# GIVEN REQUEST
Return the number of lines that contain the word "hair", and return nothing else.

·····

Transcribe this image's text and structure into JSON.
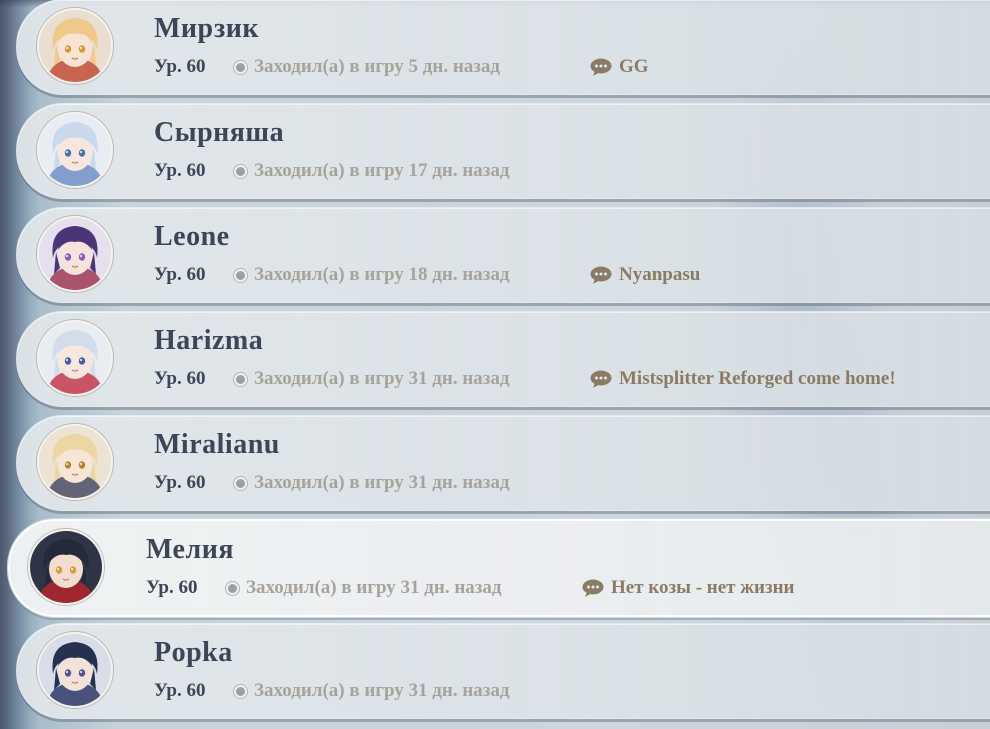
{
  "friends": [
    {
      "name": "Мирзик",
      "level": "Ур. 60",
      "last_login": "Заходил(а) в игру 5 дн. назад",
      "signature": "GG",
      "avatar_icon": "character-avatar-blonde",
      "avatar_palette": {
        "hair": "#f0c98a",
        "skin": "#f7e3d3",
        "eyes": "#d39a3a",
        "accent": "#c24f3a",
        "bg": "#e9ded0"
      }
    },
    {
      "name": "Сырняша",
      "level": "Ур. 60",
      "last_login": "Заходил(а) в игру 17 дн. назад",
      "signature": "",
      "avatar_icon": "character-avatar-silver",
      "avatar_palette": {
        "hair": "#c9d8ea",
        "skin": "#f7e7de",
        "eyes": "#4a74a8",
        "accent": "#6f8fc8",
        "bg": "#e7edf3"
      }
    },
    {
      "name": "Leone",
      "level": "Ур. 60",
      "last_login": "Заходил(а) в игру 18 дн. назад",
      "signature": "Nyanpasu",
      "avatar_icon": "character-avatar-purple",
      "avatar_palette": {
        "hair": "#4b3578",
        "skin": "#f6e3dd",
        "eyes": "#8a5fc0",
        "accent": "#a03a56",
        "bg": "#e6e0ee"
      }
    },
    {
      "name": "Harizma",
      "level": "Ур. 60",
      "last_login": "Заходил(а) в игру 31 дн. назад",
      "signature": "Mistsplitter Reforged come home!",
      "avatar_icon": "character-avatar-silver",
      "avatar_palette": {
        "hair": "#d2dcea",
        "skin": "#f7e7de",
        "eyes": "#4a5ea8",
        "accent": "#c2384c",
        "bg": "#e9edf2"
      }
    },
    {
      "name": "Miralianu",
      "level": "Ур. 60",
      "last_login": "Заходил(а) в игру 31 дн. назад",
      "signature": "",
      "avatar_icon": "character-avatar-blonde",
      "avatar_palette": {
        "hair": "#ead7a3",
        "skin": "#f7e5d6",
        "eyes": "#b8862e",
        "accent": "#4b4f66",
        "bg": "#ece3d3"
      }
    },
    {
      "name": "Мелия",
      "level": "Ур. 60",
      "last_login": "Заходил(а) в игру 31 дн. назад",
      "signature": "Нет козы - нет жизни",
      "avatar_icon": "character-avatar-dark",
      "avatar_palette": {
        "hair": "#252a3a",
        "skin": "#f2ddd0",
        "eyes": "#d0a03c",
        "accent": "#b3262e",
        "bg": "#2f3446"
      }
    },
    {
      "name": "Popka",
      "level": "Ур. 60",
      "last_login": "Заходил(а) в игру 31 дн. назад",
      "signature": "",
      "avatar_icon": "character-avatar-dark",
      "avatar_palette": {
        "hair": "#263150",
        "skin": "#f3e2d8",
        "eyes": "#5b4f9a",
        "accent": "#2e3a66",
        "bg": "#d9dde8"
      }
    }
  ],
  "selected_index": 5,
  "colors": {
    "name_text": "#3e4558",
    "meta_text": "#a7a39c",
    "signature_text": "#8b7b64",
    "chat_icon": "#8b7b64",
    "status_dot": "#9aa0a7"
  },
  "icons": {
    "status": "offline-status-dot-icon",
    "signature": "chat-bubble-icon"
  }
}
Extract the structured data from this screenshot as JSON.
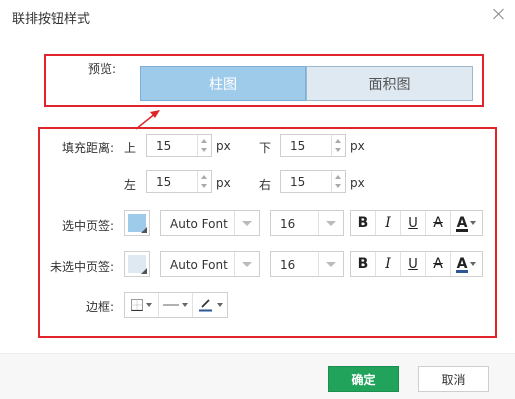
{
  "dialog": {
    "title": "联排按钮样式"
  },
  "preview": {
    "label": "预览:",
    "selected_tab": "柱图",
    "unselected_tab": "面积图"
  },
  "padding": {
    "label": "填充距离:",
    "top": {
      "label": "上",
      "value": "15",
      "unit": "px"
    },
    "bottom": {
      "label": "下",
      "value": "15",
      "unit": "px"
    },
    "left": {
      "label": "左",
      "value": "15",
      "unit": "px"
    },
    "right": {
      "label": "右",
      "value": "15",
      "unit": "px"
    }
  },
  "selected_page": {
    "label": "选中页签:",
    "color": "#9fcbeb",
    "font": "Auto Font",
    "size": "16",
    "font_color": "#222222"
  },
  "unselected_page": {
    "label": "未选中页签:",
    "color": "#dfe9f1",
    "font": "Auto Font",
    "size": "16",
    "font_color": "#2b5797"
  },
  "border": {
    "label": "边框:"
  },
  "format": {
    "bold": "B",
    "italic": "I",
    "underline": "U",
    "strike": "A",
    "font_color": "A"
  },
  "footer": {
    "ok": "确定",
    "cancel": "取消"
  }
}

·····

# SOLUTION FOR THIS EXERCISE
7